MATERIAL SUPPLIED:
↓↓↓

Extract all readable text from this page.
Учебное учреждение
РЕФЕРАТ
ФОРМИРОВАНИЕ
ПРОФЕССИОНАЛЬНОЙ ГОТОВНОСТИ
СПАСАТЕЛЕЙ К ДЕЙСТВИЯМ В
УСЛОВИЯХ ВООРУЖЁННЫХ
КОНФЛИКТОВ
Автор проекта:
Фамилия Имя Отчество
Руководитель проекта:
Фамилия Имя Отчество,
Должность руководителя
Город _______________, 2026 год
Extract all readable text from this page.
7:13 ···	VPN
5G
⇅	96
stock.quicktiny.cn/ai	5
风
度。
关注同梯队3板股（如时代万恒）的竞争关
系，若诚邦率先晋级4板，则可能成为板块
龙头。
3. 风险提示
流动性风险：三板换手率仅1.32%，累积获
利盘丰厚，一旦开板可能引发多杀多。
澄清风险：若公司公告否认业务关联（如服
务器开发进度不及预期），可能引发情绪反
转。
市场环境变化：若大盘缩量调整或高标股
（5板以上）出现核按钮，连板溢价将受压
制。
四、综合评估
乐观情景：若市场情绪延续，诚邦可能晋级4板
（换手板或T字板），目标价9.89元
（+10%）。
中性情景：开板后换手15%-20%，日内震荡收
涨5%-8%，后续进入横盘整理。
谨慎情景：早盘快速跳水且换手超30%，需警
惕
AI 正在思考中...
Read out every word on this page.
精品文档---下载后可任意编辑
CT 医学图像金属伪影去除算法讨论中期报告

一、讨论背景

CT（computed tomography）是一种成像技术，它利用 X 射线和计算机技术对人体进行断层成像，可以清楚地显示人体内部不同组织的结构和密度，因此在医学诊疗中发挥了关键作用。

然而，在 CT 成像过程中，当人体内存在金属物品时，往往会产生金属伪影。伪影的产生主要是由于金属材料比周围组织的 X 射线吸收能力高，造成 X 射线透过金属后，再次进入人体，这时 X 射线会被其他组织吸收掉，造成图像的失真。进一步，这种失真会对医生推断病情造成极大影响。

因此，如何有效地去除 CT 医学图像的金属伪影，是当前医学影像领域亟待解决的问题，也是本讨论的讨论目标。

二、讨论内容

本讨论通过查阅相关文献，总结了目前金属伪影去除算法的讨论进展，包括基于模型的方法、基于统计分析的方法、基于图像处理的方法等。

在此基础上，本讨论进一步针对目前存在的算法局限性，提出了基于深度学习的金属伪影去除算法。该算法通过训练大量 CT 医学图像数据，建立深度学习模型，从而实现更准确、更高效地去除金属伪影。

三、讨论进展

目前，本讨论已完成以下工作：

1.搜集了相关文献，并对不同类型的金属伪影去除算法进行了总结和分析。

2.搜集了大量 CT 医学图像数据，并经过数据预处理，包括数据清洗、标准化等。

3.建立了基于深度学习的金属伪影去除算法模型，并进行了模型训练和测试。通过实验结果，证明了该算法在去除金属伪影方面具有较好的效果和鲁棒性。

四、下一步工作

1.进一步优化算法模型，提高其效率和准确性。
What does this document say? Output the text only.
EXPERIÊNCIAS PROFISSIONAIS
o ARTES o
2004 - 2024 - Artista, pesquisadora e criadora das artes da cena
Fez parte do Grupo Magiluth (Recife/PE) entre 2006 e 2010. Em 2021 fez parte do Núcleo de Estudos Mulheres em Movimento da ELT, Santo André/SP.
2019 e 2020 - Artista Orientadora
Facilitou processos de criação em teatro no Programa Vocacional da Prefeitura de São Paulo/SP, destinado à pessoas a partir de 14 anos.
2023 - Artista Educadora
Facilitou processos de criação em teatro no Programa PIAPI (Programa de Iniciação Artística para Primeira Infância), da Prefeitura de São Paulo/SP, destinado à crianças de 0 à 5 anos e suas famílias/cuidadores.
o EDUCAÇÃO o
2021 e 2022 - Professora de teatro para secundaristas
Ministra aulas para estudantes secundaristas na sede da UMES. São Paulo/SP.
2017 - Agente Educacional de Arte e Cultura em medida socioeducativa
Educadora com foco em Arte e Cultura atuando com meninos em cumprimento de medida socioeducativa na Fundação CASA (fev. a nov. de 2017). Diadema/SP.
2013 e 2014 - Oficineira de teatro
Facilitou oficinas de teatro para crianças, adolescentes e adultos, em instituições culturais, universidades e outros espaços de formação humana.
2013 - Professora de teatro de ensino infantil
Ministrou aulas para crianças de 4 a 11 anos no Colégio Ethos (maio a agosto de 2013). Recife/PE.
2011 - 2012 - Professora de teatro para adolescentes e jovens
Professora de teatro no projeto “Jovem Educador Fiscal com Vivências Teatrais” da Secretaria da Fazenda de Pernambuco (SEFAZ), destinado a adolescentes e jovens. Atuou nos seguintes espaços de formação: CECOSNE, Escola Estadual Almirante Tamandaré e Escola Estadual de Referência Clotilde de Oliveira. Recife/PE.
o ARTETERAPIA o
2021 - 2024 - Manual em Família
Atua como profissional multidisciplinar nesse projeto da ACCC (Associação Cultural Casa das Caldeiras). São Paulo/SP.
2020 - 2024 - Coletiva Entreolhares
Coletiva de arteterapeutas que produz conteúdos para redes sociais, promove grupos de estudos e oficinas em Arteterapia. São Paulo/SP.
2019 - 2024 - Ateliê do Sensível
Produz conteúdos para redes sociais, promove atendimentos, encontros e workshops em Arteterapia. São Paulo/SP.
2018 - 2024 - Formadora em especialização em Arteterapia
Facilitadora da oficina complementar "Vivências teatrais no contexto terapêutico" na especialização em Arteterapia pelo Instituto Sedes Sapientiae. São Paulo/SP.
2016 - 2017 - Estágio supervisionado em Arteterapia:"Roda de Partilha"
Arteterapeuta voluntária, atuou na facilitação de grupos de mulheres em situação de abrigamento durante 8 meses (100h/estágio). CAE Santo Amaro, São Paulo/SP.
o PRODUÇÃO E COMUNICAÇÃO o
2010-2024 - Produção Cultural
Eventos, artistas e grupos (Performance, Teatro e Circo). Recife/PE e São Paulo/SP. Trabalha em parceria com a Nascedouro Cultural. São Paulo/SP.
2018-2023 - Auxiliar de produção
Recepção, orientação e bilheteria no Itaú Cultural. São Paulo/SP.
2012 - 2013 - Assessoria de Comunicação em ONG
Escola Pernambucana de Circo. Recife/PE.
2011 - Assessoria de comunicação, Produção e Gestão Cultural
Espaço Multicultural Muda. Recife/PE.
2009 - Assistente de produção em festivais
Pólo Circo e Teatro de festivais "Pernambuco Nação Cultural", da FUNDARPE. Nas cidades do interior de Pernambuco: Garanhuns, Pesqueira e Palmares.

↑↑↑

WHAT TO WORK ON:
In the records above, locate every line with the string "formação" and copy it.

EXPECTED ANSWER:
Facilitou oficinas de teatro para crianças, adolescentes e adultos, em instituições culturais, universidades e outros espaços de formação humana.
Professora de teatro no projeto “Jovem Educador Fiscal com Vivências Teatrais” da Secretaria da Fazenda de Pernambuco (SEFAZ), destinado a adolescentes e jovens. Atuou nos seguintes espaços de formação: CECOSNE, Escola Estadual Almirante Tamandaré e Escola Estadual de Referência Clotilde de Oliveira. Recife/PE.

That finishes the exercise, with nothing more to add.